WHAT IS NEEDED >> Please turn the records from the line with "Itemize the app" up to and including the line with "button[interactable]: Tabs (622, 1238, 734, 1334)" into a JSON list of strings, one string per line, with blank lines left out.

DATASET ROWS >>
* * * * * * *
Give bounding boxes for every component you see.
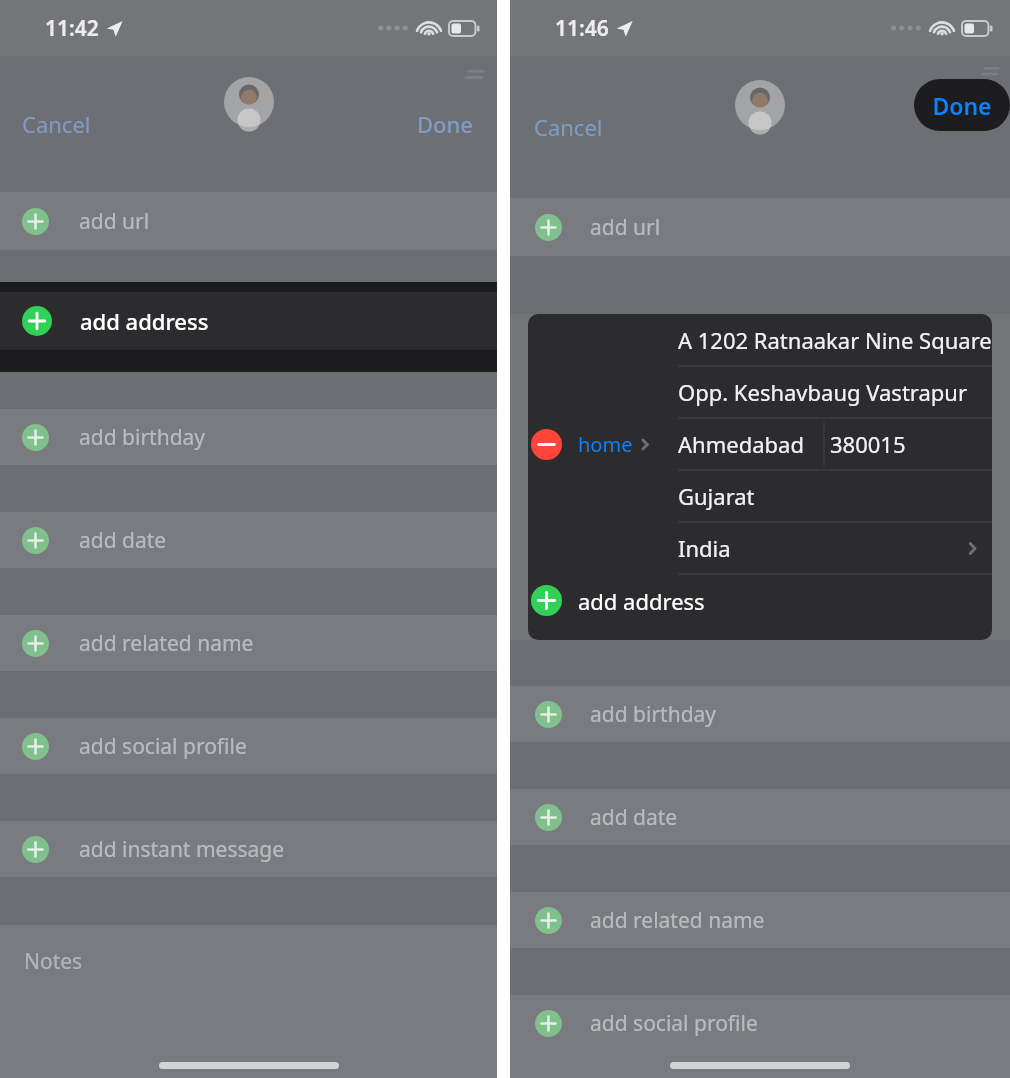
* * * * * * *
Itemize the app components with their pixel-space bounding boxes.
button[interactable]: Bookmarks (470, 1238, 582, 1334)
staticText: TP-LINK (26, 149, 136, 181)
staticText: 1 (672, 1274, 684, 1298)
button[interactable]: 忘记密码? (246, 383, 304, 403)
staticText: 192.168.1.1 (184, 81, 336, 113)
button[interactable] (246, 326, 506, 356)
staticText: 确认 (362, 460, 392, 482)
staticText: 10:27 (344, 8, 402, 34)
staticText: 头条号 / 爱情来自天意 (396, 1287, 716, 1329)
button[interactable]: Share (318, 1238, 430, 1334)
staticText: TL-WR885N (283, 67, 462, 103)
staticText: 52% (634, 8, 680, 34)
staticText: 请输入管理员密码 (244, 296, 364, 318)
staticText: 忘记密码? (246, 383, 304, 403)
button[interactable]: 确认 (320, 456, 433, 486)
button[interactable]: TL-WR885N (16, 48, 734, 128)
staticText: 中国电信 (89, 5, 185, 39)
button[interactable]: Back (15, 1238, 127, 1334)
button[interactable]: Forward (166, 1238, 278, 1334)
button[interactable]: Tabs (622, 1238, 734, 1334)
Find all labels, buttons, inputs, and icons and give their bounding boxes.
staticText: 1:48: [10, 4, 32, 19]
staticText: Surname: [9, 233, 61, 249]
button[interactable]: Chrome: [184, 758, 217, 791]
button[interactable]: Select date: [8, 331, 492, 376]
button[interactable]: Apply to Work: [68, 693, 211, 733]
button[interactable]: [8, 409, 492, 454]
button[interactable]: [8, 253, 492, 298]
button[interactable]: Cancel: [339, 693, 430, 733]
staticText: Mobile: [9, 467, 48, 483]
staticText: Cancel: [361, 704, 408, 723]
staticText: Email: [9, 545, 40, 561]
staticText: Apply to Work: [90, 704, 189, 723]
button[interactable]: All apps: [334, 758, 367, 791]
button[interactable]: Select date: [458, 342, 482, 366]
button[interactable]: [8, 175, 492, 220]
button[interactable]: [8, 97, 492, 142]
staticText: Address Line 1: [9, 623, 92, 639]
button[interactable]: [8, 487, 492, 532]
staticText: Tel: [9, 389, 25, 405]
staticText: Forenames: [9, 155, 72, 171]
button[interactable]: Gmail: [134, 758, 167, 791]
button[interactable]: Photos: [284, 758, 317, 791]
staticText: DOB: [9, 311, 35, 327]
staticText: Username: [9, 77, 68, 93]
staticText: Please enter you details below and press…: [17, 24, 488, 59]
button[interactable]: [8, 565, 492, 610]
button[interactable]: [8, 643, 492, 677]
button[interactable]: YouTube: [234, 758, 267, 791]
* * * * * * *
SOLUTION FOR THIS PROBLEM >>
[
  "Itemize the app components with their pixel-space bounding boxes.",
  "button[interactable]: Bookmarks (470, 1238, 582, 1334)",
  "staticText: TP-LINK (26, 149, 136, 181)",
  "staticText: 1 (672, 1274, 684, 1298)",
  "button[interactable]: 忘记密码? (246, 383, 304, 403)",
  "staticText: 192.168.1.1 (184, 81, 336, 113)",
  "button[interactable] (246, 326, 506, 356)",
  "staticText: 确认 (362, 460, 392, 482)",
  "staticText: 10:27 (344, 8, 402, 34)",
  "staticText: 头条号 / 爱情来自天意 (396, 1287, 716, 1329)",
  "button[interactable]: Share (318, 1238, 430, 1334)",
  "staticText: TL-WR885N (283, 67, 462, 103)",
  "staticText: 52% (634, 8, 680, 34)",
  "staticText: 请输入管理员密码 (244, 296, 364, 318)",
  "staticText: 忘记密码? (246, 383, 304, 403)",
  "button[interactable]: 确认 (320, 456, 433, 486)",
  "button[interactable]: TL-WR885N (16, 48, 734, 128)",
  "staticText: 中国电信 (89, 5, 185, 39)",
  "button[interactable]: Back (15, 1238, 127, 1334)",
  "button[interactable]: Forward (166, 1238, 278, 1334)",
  "button[interactable]: Tabs (622, 1238, 734, 1334)"
]